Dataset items
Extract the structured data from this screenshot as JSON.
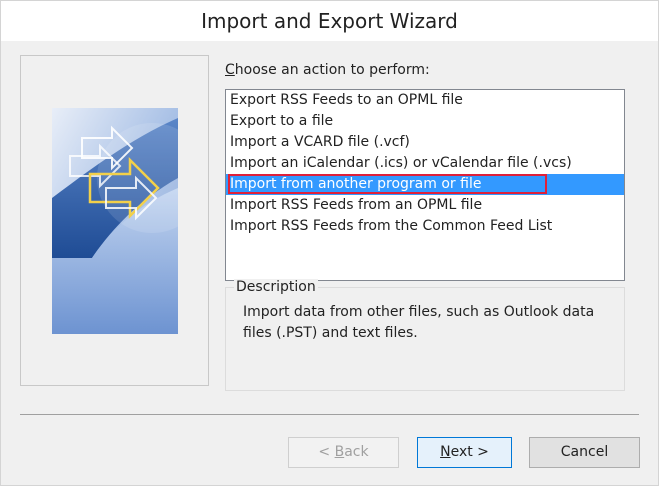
{
  "window": {
    "title": "Import and Export Wizard"
  },
  "action": {
    "label_prefix": "",
    "label_mnemonic": "C",
    "label_rest": "hoose an action to perform:",
    "items": [
      "Export RSS Feeds to an OPML file",
      "Export to a file",
      "Import a VCARD file (.vcf)",
      "Import an iCalendar (.ics) or vCalendar file (.vcs)",
      "Import from another program or file",
      "Import RSS Feeds from an OPML file",
      "Import RSS Feeds from the Common Feed List"
    ],
    "selected_index": 4
  },
  "description": {
    "title": "Description",
    "text": "Import data from other files, such as Outlook data files (.PST) and text files."
  },
  "buttons": {
    "back_prefix": "< ",
    "back_mnemonic": "B",
    "back_rest": "ack",
    "next_mnemonic": "N",
    "next_rest": "ext >",
    "cancel": "Cancel"
  },
  "colors": {
    "selection": "#3399ff",
    "highlight_outline": "#e0203a",
    "art_blue_dark": "#2c5aa0",
    "art_blue_light": "#b8cff0"
  },
  "icons": {
    "wizard_art": "import-export-arrows-graphic"
  }
}
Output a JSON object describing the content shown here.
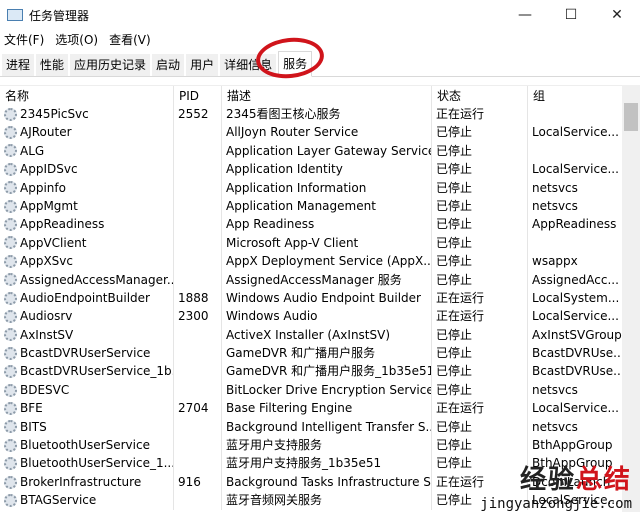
{
  "window": {
    "title": "任务管理器",
    "minimize": "—",
    "maximize": "☐",
    "close": "✕"
  },
  "menu": [
    "文件(F)",
    "选项(O)",
    "查看(V)"
  ],
  "tabs": [
    "进程",
    "性能",
    "应用历史记录",
    "启动",
    "用户",
    "详细信息",
    "服务"
  ],
  "columns": [
    "名称",
    "PID",
    "描述",
    "状态",
    "组"
  ],
  "rows": [
    [
      "2345PicSvc",
      "2552",
      "2345看图王核心服务",
      "正在运行",
      ""
    ],
    [
      "AJRouter",
      "",
      "AllJoyn Router Service",
      "已停止",
      "LocalService..."
    ],
    [
      "ALG",
      "",
      "Application Layer Gateway Service",
      "已停止",
      ""
    ],
    [
      "AppIDSvc",
      "",
      "Application Identity",
      "已停止",
      "LocalService..."
    ],
    [
      "Appinfo",
      "",
      "Application Information",
      "已停止",
      "netsvcs"
    ],
    [
      "AppMgmt",
      "",
      "Application Management",
      "已停止",
      "netsvcs"
    ],
    [
      "AppReadiness",
      "",
      "App Readiness",
      "已停止",
      "AppReadiness"
    ],
    [
      "AppVClient",
      "",
      "Microsoft App-V Client",
      "已停止",
      ""
    ],
    [
      "AppXSvc",
      "",
      "AppX Deployment Service (AppX...",
      "已停止",
      "wsappx"
    ],
    [
      "AssignedAccessManager...",
      "",
      "AssignedAccessManager 服务",
      "已停止",
      "AssignedAcc..."
    ],
    [
      "AudioEndpointBuilder",
      "1888",
      "Windows Audio Endpoint Builder",
      "正在运行",
      "LocalSystem..."
    ],
    [
      "Audiosrv",
      "2300",
      "Windows Audio",
      "正在运行",
      "LocalService..."
    ],
    [
      "AxInstSV",
      "",
      "ActiveX Installer (AxInstSV)",
      "已停止",
      "AxInstSVGroup"
    ],
    [
      "BcastDVRUserService",
      "",
      "GameDVR 和广播用户服务",
      "已停止",
      "BcastDVRUse..."
    ],
    [
      "BcastDVRUserService_1b...",
      "",
      "GameDVR 和广播用户服务_1b35e51",
      "已停止",
      "BcastDVRUse..."
    ],
    [
      "BDESVC",
      "",
      "BitLocker Drive Encryption Service",
      "已停止",
      "netsvcs"
    ],
    [
      "BFE",
      "2704",
      "Base Filtering Engine",
      "正在运行",
      "LocalService..."
    ],
    [
      "BITS",
      "",
      "Background Intelligent Transfer S...",
      "已停止",
      "netsvcs"
    ],
    [
      "BluetoothUserService",
      "",
      "蓝牙用户支持服务",
      "已停止",
      "BthAppGroup"
    ],
    [
      "BluetoothUserService_1...",
      "",
      "蓝牙用户支持服务_1b35e51",
      "已停止",
      "BthAppGroup"
    ],
    [
      "BrokerInfrastructure",
      "916",
      "Background Tasks Infrastructure S...",
      "正在运行",
      "DcomLaunch"
    ],
    [
      "BTAGService",
      "",
      "蓝牙音频网关服务",
      "已停止",
      "LocalService..."
    ]
  ],
  "watermark": {
    "line1a": "经验",
    "line1b": "总结",
    "line2": "jingyanzongjie.com"
  }
}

### Problem to solve
Copy out all of the data word for word. Do not carry over any picture.

### Output of the task
Extract the structured data from this screenshot as JSON.
{
  "window": {
    "title": "Import and Export Wizard"
  },
  "action": {
    "label_prefix": "",
    "label_mnemonic": "C",
    "label_rest": "hoose an action to perform:",
    "items": [
      "Export RSS Feeds to an OPML file",
      "Export to a file",
      "Import a VCARD file (.vcf)",
      "Import an iCalendar (.ics) or vCalendar file (.vcs)",
      "Import from another program or file",
      "Import RSS Feeds from an OPML file",
      "Import RSS Feeds from the Common Feed List"
    ],
    "selected_index": 4
  },
  "description": {
    "title": "Description",
    "text": "Import data from other files, such as Outlook data files (.PST) and text files."
  },
  "buttons": {
    "back_prefix": "< ",
    "back_mnemonic": "B",
    "back_rest": "ack",
    "next_mnemonic": "N",
    "next_rest": "ext >",
    "cancel": "Cancel"
  },
  "colors": {
    "selection": "#3399ff",
    "highlight_outline": "#e0203a",
    "art_blue_dark": "#2c5aa0",
    "art_blue_light": "#b8cff0"
  },
  "icons": {
    "wizard_art": "import-export-arrows-graphic"
  }
}
Output a JSON object describing the content shown here.
{
  "window": {
    "title": "任务管理器",
    "minimize": "—",
    "maximize": "☐",
    "close": "✕"
  },
  "menu": [
    "文件(F)",
    "选项(O)",
    "查看(V)"
  ],
  "tabs": [
    "进程",
    "性能",
    "应用历史记录",
    "启动",
    "用户",
    "详细信息",
    "服务"
  ],
  "columns": [
    "名称",
    "PID",
    "描述",
    "状态",
    "组"
  ],
  "rows": [
    [
      "2345PicSvc",
      "2552",
      "2345看图王核心服务",
      "正在运行",
      ""
    ],
    [
      "AJRouter",
      "",
      "AllJoyn Router Service",
      "已停止",
      "LocalService..."
    ],
    [
      "ALG",
      "",
      "Application Layer Gateway Service",
      "已停止",
      ""
    ],
    [
      "AppIDSvc",
      "",
      "Application Identity",
      "已停止",
      "LocalService..."
    ],
    [
      "Appinfo",
      "",
      "Application Information",
      "已停止",
      "netsvcs"
    ],
    [
      "AppMgmt",
      "",
      "Application Management",
      "已停止",
      "netsvcs"
    ],
    [
      "AppReadiness",
      "",
      "App Readiness",
      "已停止",
      "AppReadiness"
    ],
    [
      "AppVClient",
      "",
      "Microsoft App-V Client",
      "已停止",
      ""
    ],
    [
      "AppXSvc",
      "",
      "AppX Deployment Service (AppX...",
      "已停止",
      "wsappx"
    ],
    [
      "AssignedAccessManager...",
      "",
      "AssignedAccessManager 服务",
      "已停止",
      "AssignedAcc..."
    ],
    [
      "AudioEndpointBuilder",
      "1888",
      "Windows Audio Endpoint Builder",
      "正在运行",
      "LocalSystem..."
    ],
    [
      "Audiosrv",
      "2300",
      "Windows Audio",
      "正在运行",
      "LocalService..."
    ],
    [
      "AxInstSV",
      "",
      "ActiveX Installer (AxInstSV)",
      "已停止",
      "AxInstSVGroup"
    ],
    [
      "BcastDVRUserService",
      "",
      "GameDVR 和广播用户服务",
      "已停止",
      "BcastDVRUse..."
    ],
    [
      "BcastDVRUserService_1b...",
      "",
      "GameDVR 和广播用户服务_1b35e51",
      "已停止",
      "BcastDVRUse..."
    ],
    [
      "BDESVC",
      "",
      "BitLocker Drive Encryption Service",
      "已停止",
      "netsvcs"
    ],
    [
      "BFE",
      "2704",
      "Base Filtering Engine",
      "正在运行",
      "LocalService..."
    ],
    [
      "BITS",
      "",
      "Background Intelligent Transfer S...",
      "已停止",
      "netsvcs"
    ],
    [
      "BluetoothUserService",
      "",
      "蓝牙用户支持服务",
      "已停止",
      "BthAppGroup"
    ],
    [
      "BluetoothUserService_1...",
      "",
      "蓝牙用户支持服务_1b35e51",
      "已停止",
      "BthAppGroup"
    ],
    [
      "BrokerInfrastructure",
      "916",
      "Background Tasks Infrastructure S...",
      "正在运行",
      "DcomLaunch"
    ],
    [
      "BTAGService",
      "",
      "蓝牙音频网关服务",
      "已停止",
      "LocalService..."
    ]
  ],
  "watermark": {
    "line1a": "经验",
    "line1b": "总结",
    "line2": "jingyanzongjie.com"
  }
}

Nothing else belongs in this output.